● **EXERCISE AIM**:
Pull out every line with the word "及相关机构事务" from the entries below.
· · ·
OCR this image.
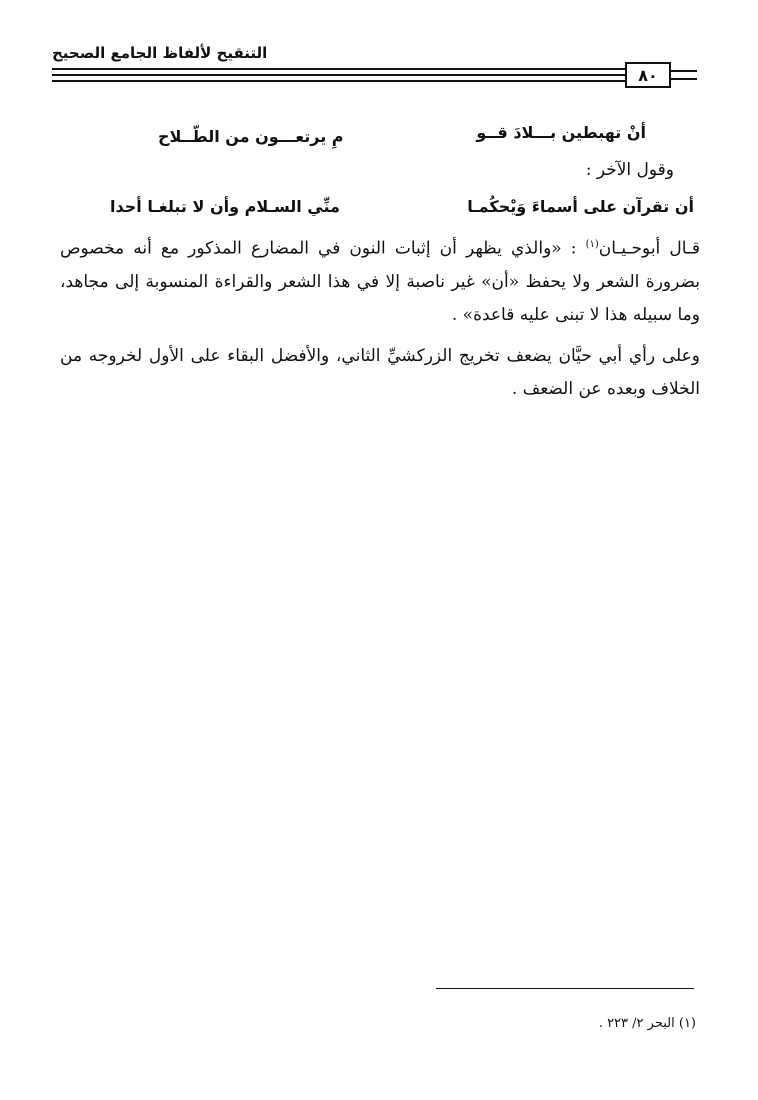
التنقيح لألفاظ الجامع الصحيح
٨٠
أنْ تهبطين بـــلادَ قــو
مِ يرتعـــون من الطّــلاح
وقول الآخر :
أن تقرآن على أسماءَ وَيْحكُمـا
منِّي السـلام وأن لا تبلغـا أحدا
قـال أبوحـيـان$^{(١)}$ : «والذي يظهر أن إثبات النون في المضارع المذكور مع أنه مخصوص بضرورة الشعر ولا يحفظ «أن» غير ناصبة إلا في هذا الشعر والقراءة المنسوبة إلى مجاهد، وما سبيله هذا لا تبنى عليه قاعدة» .
وعلى رأي أبي حيَّان يضعف تخريج الزركشيِّ الثاني، والأفضل البقاء على الأول لخروجه من الخلاف وبعده عن الضعف .
(١) البحر ٢/ ٢٢٣ .
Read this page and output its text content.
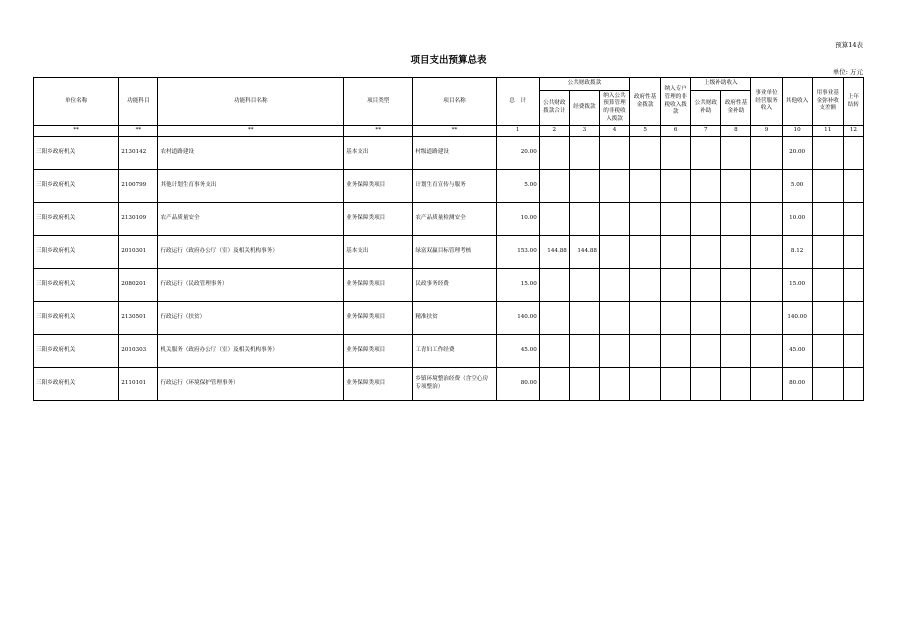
预算14表
项目支出预算总表
单位: 万元
单位名称	功能科目	功能科目名称	项目类型	项目名称	总　计	公共财政拨款			政府性基金拨款	纳入专户管理的非税收入拨款	上级补助收入		事业单位经营服务收入	其他收入	用事业基金弥补收支差额	上年结转
						公共财政拨款合计	经费拨款	纳入公共预算管理的非税收入拨款			公共财政补助	政府性基金补助				
**	**	**	**	**	1	2	3	4	5	6	7	8	9	10	11	12
三阳乡政府机关	2130142	农村道路建设	基本支出	村级道路建设	20.00									20.00		
三阳乡政府机关	2100799	其他计划生育事务支出	业务保障类项目	计划生育宣传与服务	5.00									5.00		
三阳乡政府机关	2130109	农产品质量安全	业务保障类项目	农产品质量检测安全	10.00									10.00		
三阳乡政府机关	2010301	行政运行（政府办公厅（室）及相关机构事务）	基本支出	绿富双赢目标管理考核	153.00	144.88	144.88							8.12		
三阳乡政府机关	2080201	行政运行（民政管理事务）	业务保障类项目	民政事务经费	15.00									15.00		
三阳乡政府机关	2130501	行政运行（扶贫）	业务保障类项目	精准扶贫	140.00									140.00		
三阳乡政府机关	2010303	机关服务（政府办公厅（室）及相关机构事务）	业务保障类项目	工青妇工作经费	45.00									45.00		
三阳乡政府机关	2110101	行政运行（环境保护管理事务）	业务保障类项目	乡镇环境整治经费（含空心房专项整治）	80.00									80.00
· · ·
● **RESULT FOR THIS TASK**:
三阳乡政府机关	2010301	行政运行（政府办公厅（室）及相关机构事务）	基本支出	绿富双赢目标管理考核	153.00	144.88	144.88							8.12		
三阳乡政府机关	2010303	机关服务（政府办公厅（室）及相关机构事务）	业务保障类项目	工青妇工作经费	45.00									45.00		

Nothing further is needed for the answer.